WORKING DATA >>
******************************

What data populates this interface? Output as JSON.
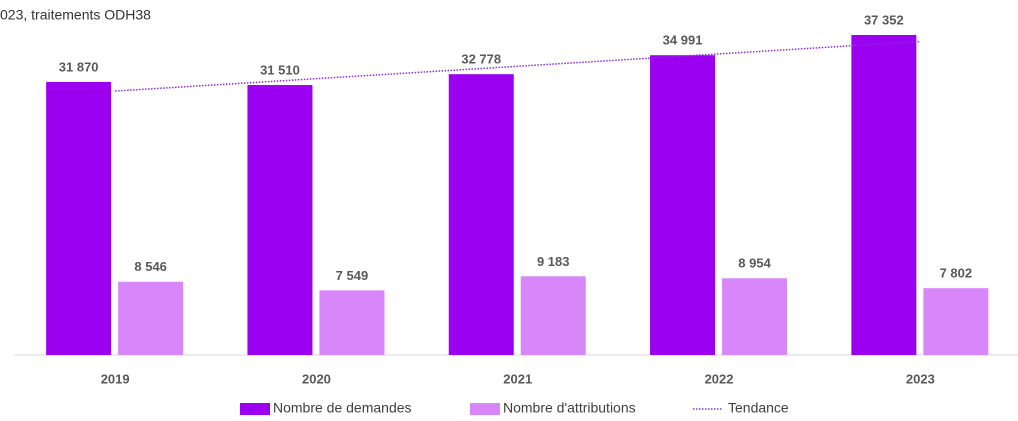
{
  "chart_data": {
    "type": "bar",
    "title": "023, traitements  ODH38",
    "categories": [
      "2019",
      "2020",
      "2021",
      "2022",
      "2023"
    ],
    "ylim": [
      0,
      40000
    ],
    "series": [
      {
        "name": "Nombre de demandes",
        "color": "#9b00f0",
        "values": [
          31870,
          31510,
          32778,
          34991,
          37352
        ],
        "value_labels": [
          "31 870",
          "31 510",
          "32 778",
          "34 991",
          "37 352"
        ]
      },
      {
        "name": "Nombre d'attributions",
        "color": "#d787fa",
        "values": [
          8546,
          7549,
          9183,
          8954,
          7802
        ],
        "value_labels": [
          "8 546",
          "7 549",
          "9 183",
          "8 954",
          "7 802"
        ]
      },
      {
        "name": "Tendance",
        "type": "line",
        "style": "dotted",
        "color": "#8a2be2",
        "values": [
          30811,
          32256,
          33700,
          35145,
          36589
        ]
      }
    ]
  }
}
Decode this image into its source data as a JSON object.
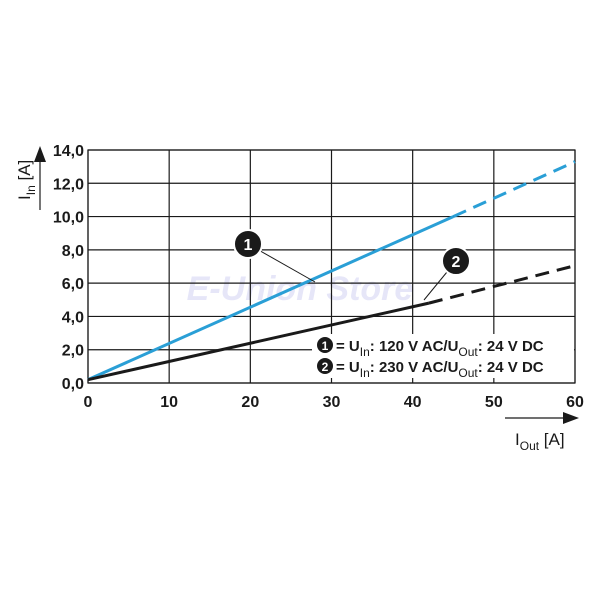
{
  "chart_data": {
    "type": "line",
    "y_label_parts": [
      "I",
      "In",
      " [A]"
    ],
    "x_label_parts": [
      "I",
      "Out",
      " [A]"
    ],
    "xlim": [
      0,
      60
    ],
    "xticks": [
      0,
      10,
      20,
      30,
      40,
      50,
      60
    ],
    "ylim": [
      0,
      14
    ],
    "yticks": [
      {
        "value": 0,
        "label": "0,0"
      },
      {
        "value": 2,
        "label": "2,0"
      },
      {
        "value": 4,
        "label": "4,0"
      },
      {
        "value": 6,
        "label": "6,0"
      },
      {
        "value": 8,
        "label": "8,0"
      },
      {
        "value": 10,
        "label": "10,0"
      },
      {
        "value": 12,
        "label": "12,0"
      },
      {
        "value": 14,
        "label": "14,0"
      }
    ],
    "grid": true,
    "watermark": "E-Union Store",
    "series": [
      {
        "label": "1",
        "color": "#2a9fd6",
        "name_parts": [
          "= U",
          "In",
          ": 120 V AC/U",
          "Out",
          ": 24 V DC"
        ],
        "solid": {
          "x": [
            0,
            45
          ],
          "values": [
            0.2,
            10.0
          ]
        },
        "dashed": {
          "x": [
            45,
            60
          ],
          "values": [
            10.0,
            13.3
          ]
        }
      },
      {
        "label": "2",
        "color": "#1a1a1a",
        "name_parts": [
          "= U",
          "In",
          ": 230 V AC/U",
          "Out",
          ": 24 V DC"
        ],
        "solid": {
          "x": [
            0,
            42
          ],
          "values": [
            0.2,
            4.8
          ]
        },
        "dashed": {
          "x": [
            42,
            60
          ],
          "values": [
            4.8,
            7.05
          ]
        }
      }
    ]
  }
}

******************************

EXERCISE GOAL >> Send back the data above word for word, with the pictures left out.

FINAL RESULT >>
What data populates this interface? Output as JSON.
{
  "chart_data": {
    "type": "bar",
    "title": "023, traitements  ODH38",
    "categories": [
      "2019",
      "2020",
      "2021",
      "2022",
      "2023"
    ],
    "ylim": [
      0,
      40000
    ],
    "series": [
      {
        "name": "Nombre de demandes",
        "color": "#9b00f0",
        "values": [
          31870,
          31510,
          32778,
          34991,
          37352
        ],
        "value_labels": [
          "31 870",
          "31 510",
          "32 778",
          "34 991",
          "37 352"
        ]
      },
      {
        "name": "Nombre d'attributions",
        "color": "#d787fa",
        "values": [
          8546,
          7549,
          9183,
          8954,
          7802
        ],
        "value_labels": [
          "8 546",
          "7 549",
          "9 183",
          "8 954",
          "7 802"
        ]
      },
      {
        "name": "Tendance",
        "type": "line",
        "style": "dotted",
        "color": "#8a2be2",
        "values": [
          30811,
          32256,
          33700,
          35145,
          36589
        ]
      }
    ]
  }
}
Decode this image into its source data as a JSON object.
{
  "chart_data": {
    "type": "line",
    "y_label_parts": [
      "I",
      "In",
      " [A]"
    ],
    "x_label_parts": [
      "I",
      "Out",
      " [A]"
    ],
    "xlim": [
      0,
      60
    ],
    "xticks": [
      0,
      10,
      20,
      30,
      40,
      50,
      60
    ],
    "ylim": [
      0,
      14
    ],
    "yticks": [
      {
        "value": 0,
        "label": "0,0"
      },
      {
        "value": 2,
        "label": "2,0"
      },
      {
        "value": 4,
        "label": "4,0"
      },
      {
        "value": 6,
        "label": "6,0"
      },
      {
        "value": 8,
        "label": "8,0"
      },
      {
        "value": 10,
        "label": "10,0"
      },
      {
        "value": 12,
        "label": "12,0"
      },
      {
        "value": 14,
        "label": "14,0"
      }
    ],
    "grid": true,
    "watermark": "E-Union Store",
    "series": [
      {
        "label": "1",
        "color": "#2a9fd6",
        "name_parts": [
          "= U",
          "In",
          ": 120 V AC/U",
          "Out",
          ": 24 V DC"
        ],
        "solid": {
          "x": [
            0,
            45
          ],
          "values": [
            0.2,
            10.0
          ]
        },
        "dashed": {
          "x": [
            45,
            60
          ],
          "values": [
            10.0,
            13.3
          ]
        }
      },
      {
        "label": "2",
        "color": "#1a1a1a",
        "name_parts": [
          "= U",
          "In",
          ": 230 V AC/U",
          "Out",
          ": 24 V DC"
        ],
        "solid": {
          "x": [
            0,
            42
          ],
          "values": [
            0.2,
            4.8
          ]
        },
        "dashed": {
          "x": [
            42,
            60
          ],
          "values": [
            4.8,
            7.05
          ]
        }
      }
    ]
  }
}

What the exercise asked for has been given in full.